All of the data needs to be repeated exactly.

***** RECORDS PROVIDED

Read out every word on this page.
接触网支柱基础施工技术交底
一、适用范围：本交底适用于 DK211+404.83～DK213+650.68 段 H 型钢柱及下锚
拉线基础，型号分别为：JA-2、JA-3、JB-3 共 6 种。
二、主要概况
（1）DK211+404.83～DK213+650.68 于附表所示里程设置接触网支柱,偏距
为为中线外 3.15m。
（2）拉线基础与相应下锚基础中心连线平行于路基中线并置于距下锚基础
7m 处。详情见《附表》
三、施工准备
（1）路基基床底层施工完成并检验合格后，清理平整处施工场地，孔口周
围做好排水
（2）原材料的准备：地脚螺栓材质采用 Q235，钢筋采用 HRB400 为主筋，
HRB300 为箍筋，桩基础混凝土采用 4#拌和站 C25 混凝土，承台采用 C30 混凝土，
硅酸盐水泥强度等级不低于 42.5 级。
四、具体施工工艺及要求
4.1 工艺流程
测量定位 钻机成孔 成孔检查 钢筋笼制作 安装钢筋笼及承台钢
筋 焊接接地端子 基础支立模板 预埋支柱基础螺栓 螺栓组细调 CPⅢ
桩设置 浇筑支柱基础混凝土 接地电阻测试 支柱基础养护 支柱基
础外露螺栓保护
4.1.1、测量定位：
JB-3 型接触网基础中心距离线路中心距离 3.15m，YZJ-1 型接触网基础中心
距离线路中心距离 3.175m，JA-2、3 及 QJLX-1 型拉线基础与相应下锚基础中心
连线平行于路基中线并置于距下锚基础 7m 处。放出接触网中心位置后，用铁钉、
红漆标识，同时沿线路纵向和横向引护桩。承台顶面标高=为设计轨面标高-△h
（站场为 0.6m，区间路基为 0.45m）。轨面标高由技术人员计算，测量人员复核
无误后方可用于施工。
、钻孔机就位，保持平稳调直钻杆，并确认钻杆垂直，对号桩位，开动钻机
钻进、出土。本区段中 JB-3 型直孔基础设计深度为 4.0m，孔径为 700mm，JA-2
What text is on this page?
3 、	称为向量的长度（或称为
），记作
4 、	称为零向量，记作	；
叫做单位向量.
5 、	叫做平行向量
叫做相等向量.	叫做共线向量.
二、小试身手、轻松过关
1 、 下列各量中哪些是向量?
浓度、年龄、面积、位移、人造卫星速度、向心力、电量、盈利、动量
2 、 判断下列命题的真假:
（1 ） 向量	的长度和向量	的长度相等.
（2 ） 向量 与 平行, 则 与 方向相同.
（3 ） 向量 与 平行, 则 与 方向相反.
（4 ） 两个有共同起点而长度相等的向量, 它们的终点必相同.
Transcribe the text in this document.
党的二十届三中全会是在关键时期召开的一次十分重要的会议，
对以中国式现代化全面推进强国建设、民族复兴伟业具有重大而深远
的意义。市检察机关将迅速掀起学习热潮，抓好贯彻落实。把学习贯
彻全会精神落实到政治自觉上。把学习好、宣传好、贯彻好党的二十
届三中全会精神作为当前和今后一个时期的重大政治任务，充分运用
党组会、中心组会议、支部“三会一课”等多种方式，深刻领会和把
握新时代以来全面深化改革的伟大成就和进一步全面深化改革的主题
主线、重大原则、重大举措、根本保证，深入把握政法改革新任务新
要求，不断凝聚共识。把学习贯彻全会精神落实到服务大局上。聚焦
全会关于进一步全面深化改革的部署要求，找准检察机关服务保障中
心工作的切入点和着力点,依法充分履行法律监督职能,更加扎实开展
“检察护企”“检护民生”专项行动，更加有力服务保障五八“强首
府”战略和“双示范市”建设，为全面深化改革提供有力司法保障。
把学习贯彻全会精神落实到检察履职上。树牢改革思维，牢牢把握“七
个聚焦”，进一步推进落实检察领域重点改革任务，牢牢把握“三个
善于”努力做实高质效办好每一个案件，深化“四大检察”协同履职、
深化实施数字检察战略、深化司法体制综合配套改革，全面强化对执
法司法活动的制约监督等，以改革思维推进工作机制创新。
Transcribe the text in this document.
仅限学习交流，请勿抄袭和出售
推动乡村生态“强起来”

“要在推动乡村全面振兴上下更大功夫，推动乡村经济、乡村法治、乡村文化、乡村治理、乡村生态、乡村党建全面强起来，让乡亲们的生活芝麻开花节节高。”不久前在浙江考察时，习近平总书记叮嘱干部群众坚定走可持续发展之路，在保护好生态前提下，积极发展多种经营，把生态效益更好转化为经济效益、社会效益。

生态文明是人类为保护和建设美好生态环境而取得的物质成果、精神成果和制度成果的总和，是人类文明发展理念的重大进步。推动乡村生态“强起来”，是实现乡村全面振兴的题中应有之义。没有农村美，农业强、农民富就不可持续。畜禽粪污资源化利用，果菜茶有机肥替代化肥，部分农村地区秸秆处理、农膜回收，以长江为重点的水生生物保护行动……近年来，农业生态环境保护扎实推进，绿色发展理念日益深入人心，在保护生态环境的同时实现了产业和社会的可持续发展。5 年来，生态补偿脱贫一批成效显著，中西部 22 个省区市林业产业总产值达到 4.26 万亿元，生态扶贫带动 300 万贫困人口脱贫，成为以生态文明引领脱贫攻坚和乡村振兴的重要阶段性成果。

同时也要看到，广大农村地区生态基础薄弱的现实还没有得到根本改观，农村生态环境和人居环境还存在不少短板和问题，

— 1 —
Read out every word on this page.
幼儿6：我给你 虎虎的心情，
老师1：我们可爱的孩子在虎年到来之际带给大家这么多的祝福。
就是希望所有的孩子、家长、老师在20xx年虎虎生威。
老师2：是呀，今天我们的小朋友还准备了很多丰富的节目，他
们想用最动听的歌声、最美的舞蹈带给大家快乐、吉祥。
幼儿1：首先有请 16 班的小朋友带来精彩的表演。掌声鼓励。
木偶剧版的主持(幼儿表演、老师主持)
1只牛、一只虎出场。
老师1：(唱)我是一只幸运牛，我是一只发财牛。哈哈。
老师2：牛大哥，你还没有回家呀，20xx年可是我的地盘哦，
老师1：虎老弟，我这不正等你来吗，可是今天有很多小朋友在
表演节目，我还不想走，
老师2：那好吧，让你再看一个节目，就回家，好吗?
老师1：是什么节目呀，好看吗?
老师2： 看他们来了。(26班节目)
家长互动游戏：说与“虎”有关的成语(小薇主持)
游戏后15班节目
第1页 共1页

**********

■ **WRITTEN REPLY**
Read out every word on this page.
接触网支柱基础施工技术交底
一、适用范围：本交底适用于 DK211+404.83～DK213+650.68 段 H 型钢柱及下锚
拉线基础，型号分别为：JA-2、JA-3、JB-3 共 6 种。
二、主要概况
（1）DK211+404.83～DK213+650.68 于附表所示里程设置接触网支柱,偏距
为为中线外 3.15m。
（2）拉线基础与相应下锚基础中心连线平行于路基中线并置于距下锚基础
7m 处。详情见《附表》
三、施工准备
（1）路基基床底层施工完成并检验合格后，清理平整处施工场地，孔口周
围做好排水
（2）原材料的准备：地脚螺栓材质采用 Q235，钢筋采用 HRB400 为主筋，
HRB300 为箍筋，桩基础混凝土采用 4#拌和站 C25 混凝土，承台采用 C30 混凝土，
硅酸盐水泥强度等级不低于 42.5 级。
四、具体施工工艺及要求
4.1 工艺流程
测量定位 钻机成孔 成孔检查 钢筋笼制作 安装钢筋笼及承台钢
筋 焊接接地端子 基础支立模板 预埋支柱基础螺栓 螺栓组细调 CPⅢ
桩设置 浇筑支柱基础混凝土 接地电阻测试 支柱基础养护 支柱基
础外露螺栓保护
4.1.1、测量定位：
JB-3 型接触网基础中心距离线路中心距离 3.15m，YZJ-1 型接触网基础中心
距离线路中心距离 3.175m，JA-2、3 及 QJLX-1 型拉线基础与相应下锚基础中心
连线平行于路基中线并置于距下锚基础 7m 处。放出接触网中心位置后，用铁钉、
红漆标识，同时沿线路纵向和横向引护桩。承台顶面标高=为设计轨面标高-△h
（站场为 0.6m，区间路基为 0.45m）。轨面标高由技术人员计算，测量人员复核
无误后方可用于施工。
、钻孔机就位，保持平稳调直钻杆，并确认钻杆垂直，对号桩位，开动钻机
钻进、出土。本区段中 JB-3 型直孔基础设计深度为 4.0m，孔径为 700mm，JA-2
What text is on this page?
3 、	称为向量的长度（或称为
），记作
4 、	称为零向量，记作	；
叫做单位向量.
5 、	叫做平行向量
叫做相等向量.	叫做共线向量.
二、小试身手、轻松过关
1 、 下列各量中哪些是向量?
浓度、年龄、面积、位移、人造卫星速度、向心力、电量、盈利、动量
2 、 判断下列命题的真假:
（1 ） 向量	的长度和向量	的长度相等.
（2 ） 向量 与 平行, 则 与 方向相同.
（3 ） 向量 与 平行, 则 与 方向相反.
（4 ） 两个有共同起点而长度相等的向量, 它们的终点必相同.
Transcribe the text in this document.
党的二十届三中全会是在关键时期召开的一次十分重要的会议，
对以中国式现代化全面推进强国建设、民族复兴伟业具有重大而深远
的意义。市检察机关将迅速掀起学习热潮，抓好贯彻落实。把学习贯
彻全会精神落实到政治自觉上。把学习好、宣传好、贯彻好党的二十
届三中全会精神作为当前和今后一个时期的重大政治任务，充分运用
党组会、中心组会议、支部“三会一课”等多种方式，深刻领会和把
握新时代以来全面深化改革的伟大成就和进一步全面深化改革的主题
主线、重大原则、重大举措、根本保证，深入把握政法改革新任务新
要求，不断凝聚共识。把学习贯彻全会精神落实到服务大局上。聚焦
全会关于进一步全面深化改革的部署要求，找准检察机关服务保障中
心工作的切入点和着力点,依法充分履行法律监督职能,更加扎实开展
“检察护企”“检护民生”专项行动，更加有力服务保障五八“强首
府”战略和“双示范市”建设，为全面深化改革提供有力司法保障。
把学习贯彻全会精神落实到检察履职上。树牢改革思维，牢牢把握“七
个聚焦”，进一步推进落实检察领域重点改革任务，牢牢把握“三个
善于”努力做实高质效办好每一个案件，深化“四大检察”协同履职、
深化实施数字检察战略、深化司法体制综合配套改革，全面强化对执
法司法活动的制约监督等，以改革思维推进工作机制创新。
Transcribe the text in this document.
仅限学习交流，请勿抄袭和出售
推动乡村生态“强起来”

“要在推动乡村全面振兴上下更大功夫，推动乡村经济、乡村法治、乡村文化、乡村治理、乡村生态、乡村党建全面强起来，让乡亲们的生活芝麻开花节节高。”不久前在浙江考察时，习近平总书记叮嘱干部群众坚定走可持续发展之路，在保护好生态前提下，积极发展多种经营，把生态效益更好转化为经济效益、社会效益。

生态文明是人类为保护和建设美好生态环境而取得的物质成果、精神成果和制度成果的总和，是人类文明发展理念的重大进步。推动乡村生态“强起来”，是实现乡村全面振兴的题中应有之义。没有农村美，农业强、农民富就不可持续。畜禽粪污资源化利用，果菜茶有机肥替代化肥，部分农村地区秸秆处理、农膜回收，以长江为重点的水生生物保护行动……近年来，农业生态环境保护扎实推进，绿色发展理念日益深入人心，在保护生态环境的同时实现了产业和社会的可持续发展。5 年来，生态补偿脱贫一批成效显著，中西部 22 个省区市林业产业总产值达到 4.26 万亿元，生态扶贫带动 300 万贫困人口脱贫，成为以生态文明引领脱贫攻坚和乡村振兴的重要阶段性成果。

同时也要看到，广大农村地区生态基础薄弱的现实还没有得到根本改观，农村生态环境和人居环境还存在不少短板和问题，

— 1 —
Read out every word on this page.
幼儿6：我给你 虎虎的心情，
老师1：我们可爱的孩子在虎年到来之际带给大家这么多的祝福。
就是希望所有的孩子、家长、老师在20xx年虎虎生威。
老师2：是呀，今天我们的小朋友还准备了很多丰富的节目，他
们想用最动听的歌声、最美的舞蹈带给大家快乐、吉祥。
幼儿1：首先有请 16 班的小朋友带来精彩的表演。掌声鼓励。
木偶剧版的主持(幼儿表演、老师主持)
1只牛、一只虎出场。
老师1：(唱)我是一只幸运牛，我是一只发财牛。哈哈。
老师2：牛大哥，你还没有回家呀，20xx年可是我的地盘哦，
老师1：虎老弟，我这不正等你来吗，可是今天有很多小朋友在
表演节目，我还不想走，
老师2：那好吧，让你再看一个节目，就回家，好吗?
老师1：是什么节目呀，好看吗?
老师2： 看他们来了。(26班节目)
家长互动游戏：说与“虎”有关的成语(小薇主持)
游戏后15班节目
第1页 共1页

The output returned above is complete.